Quick Hit: What not to say to a friend who has been assaulted

Feministe published a great piece by Harvard undergrad Anahvia Mewborn on 20 things never to tell a friend who has been assaulted. I don’t know about you, but I’ve definitely heard many of these before. Some highlights include:

2. “Was he DRUNK?”

The emphasis on the “drunk” part comes off as though you believe there is no way this person could do something like this unless he were under the influence (which still doesn’t make his actions excusable). If you are friends with him, it will be even harder for you to imagine your friend committing an act of sexual violence. If you don’t believe the person is that “type” to do such a thing, don’t let me know you’re skeptical, because that weakens the trust and safety I feel confiding in you.

4. “Why didn’t you tell me before?”

Regardless of how close we are, it’s not easy for someone who’s been through a traumatic experience to bare their soul right away. Just because I didn’t tell you immediately after it happened doesn’t mean I don’t trust you. It’s hard to put words to an incident that I wish had never happened in the first place.

12. “It could’ve been worse.”

Very true. That doesn’t make what happened to me any less severe. That doesn’t mean I’ll say, “Gee, you’re right. What am I even upset about?” The fact that it could’ve been worse doesn’t make me feel better in the slightest.

- To be done -
a: Rewrite the records from their first line through the line containing "Localize each UI", changing every "slice-label" to "pie-label" and keeping everything else the same. Omit the pictures from your answer.
b: Extend the piece on what not to say to a friend who has been assaulted, starting after its last sentence.

- Working data -
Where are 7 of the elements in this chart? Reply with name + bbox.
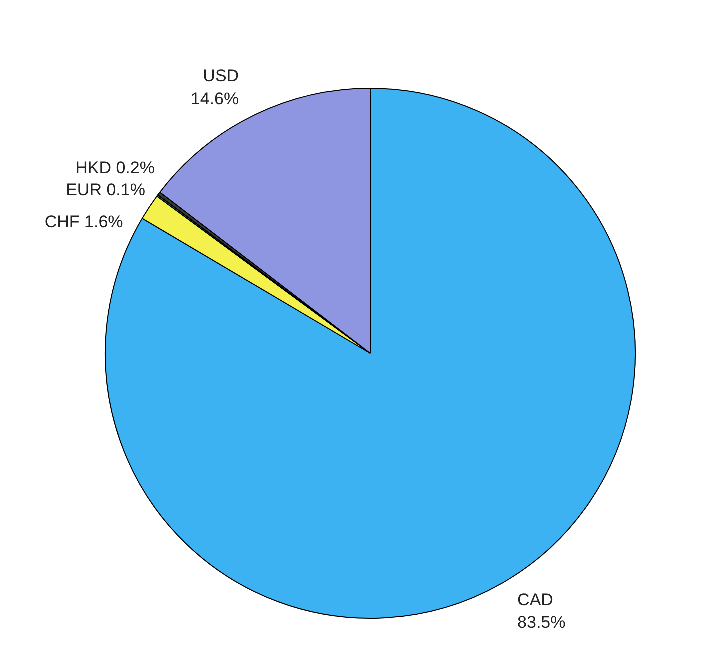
slice-label: EUR 0.1% xyxy=(66,180,146,200)
slice-label: CAD xyxy=(518,590,554,610)
slice-label: CHF 1.6% xyxy=(44,212,124,232)
data-label: 14.6% xyxy=(190,89,240,108)
slice-label: USD xyxy=(203,66,240,86)
data-label: 83.5% xyxy=(518,613,566,632)
slice-label: HKD 0.2% xyxy=(76,158,155,178)
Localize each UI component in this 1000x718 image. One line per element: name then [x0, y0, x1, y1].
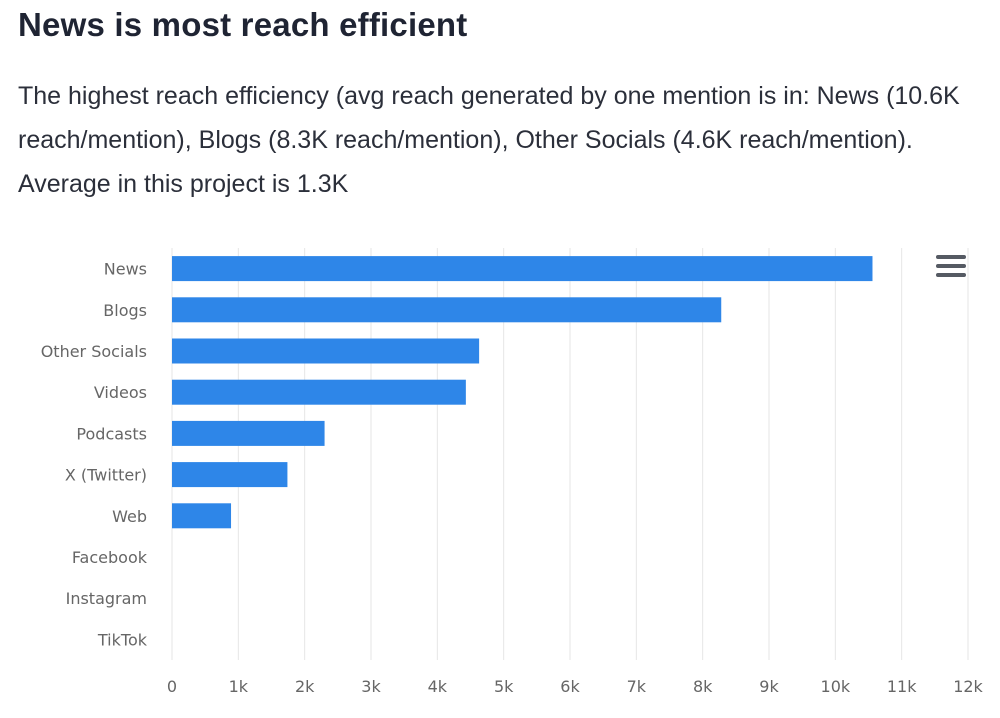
x-tick-label: 12k: [953, 677, 983, 696]
bar-other-socials: [172, 338, 480, 364]
x-tick-label: 10k: [821, 677, 851, 696]
bar-web: [172, 503, 232, 529]
hamburger-menu-icon-bar: [936, 273, 966, 277]
bar-chart-svg: News Blogs Other Socials Videos Podcasts X (T…: [41, 248, 984, 696]
x-tick-label: 11k: [887, 677, 917, 696]
chart-menu-button[interactable]: [936, 255, 966, 281]
category-label: Instagram: [66, 589, 147, 608]
x-tick-label: 1k: [229, 677, 249, 696]
hamburger-menu-icon: [936, 255, 966, 259]
category-label: Podcasts: [76, 424, 147, 443]
x-tick-label: 9k: [759, 677, 779, 696]
x-tick-label: 2k: [295, 677, 315, 696]
category-label: News: [104, 260, 147, 279]
x-tick-label: 6k: [560, 677, 580, 696]
x-tick-label: 0: [167, 677, 177, 696]
category-label: Blogs: [103, 301, 147, 320]
chart-subtitle: The highest reach efficiency (avg reach …: [18, 82, 960, 198]
x-tick-label: 4k: [428, 677, 448, 696]
bar-blogs: [172, 297, 722, 323]
bar-news: [172, 256, 873, 282]
category-label: Other Socials: [41, 342, 147, 361]
x-tick-label: 3k: [361, 677, 381, 696]
x-tick-label: 5k: [494, 677, 514, 696]
bar-chart: News Blogs Other Socials Videos Podcasts X (T…: [0, 230, 1000, 713]
chart-title: News is most reach efficient: [18, 6, 468, 43]
category-label: Videos: [94, 383, 147, 402]
x-tick-label: 7k: [627, 677, 647, 696]
hamburger-menu-icon-bar: [936, 264, 966, 268]
category-label: Facebook: [72, 548, 148, 567]
bar-videos: [172, 379, 466, 405]
category-label: Web: [112, 507, 147, 526]
category-label: X (Twitter): [65, 466, 147, 485]
bar-podcasts: [172, 420, 325, 446]
category-label: TikTok: [97, 630, 148, 649]
bars: [172, 256, 873, 529]
x-axis-tick-labels: 0 1k 2k 3k 4k 5k 6k 7k 8k 9k 10k 11k 12k: [167, 677, 984, 696]
category-labels: News Blogs Other Socials Videos Podcasts X (T…: [41, 260, 148, 650]
x-tick-label: 8k: [693, 677, 713, 696]
bar-x-twitter: [172, 462, 288, 488]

- Answers -
a:
Where are 7 of the elements in this chart? Reply with name + bbox.
pie-label: EUR 0.1% xyxy=(66,180,146,200)
pie-label: CAD xyxy=(518,590,554,610)
pie-label: CHF 1.6% xyxy=(44,212,124,232)
data-label: 14.6% xyxy=(190,89,240,108)
pie-label: USD xyxy=(203,66,240,86)
data-label: 83.5% xyxy=(518,613,566,632)
pie-label: HKD 0.2% xyxy=(76,158,155,178)
Localize each UI component in this 1000x718 image. One line per element: name then [x0, y0, x1, y1].

b:
17. “This isn’t fair to me to be in this position. I wish you never told me.”

Do you even hear yourself? I know it’s tough to be hit with cold, hard reality. But for you to tell me that it’s not fair for YOU to know what I’ve been through is selfishness and immaturity at its finest.

19. “Does he know how this has affected you? Maybe he’d be sorry if he knew.”

Whether or not he would be “sorry” if he knew how upset I am after the incident, don’t ever try to paint said perpetrator in a sensitive, caring light. That doesn’t mean you need to bash him. But don’t try to reassure me that he’d be eternally remorseful if he knew how hurt I am.

You find the whole list here. Here’s a question: What should you say when a friend tells you they were assaulted? Survivors, how have friends successfully supported you?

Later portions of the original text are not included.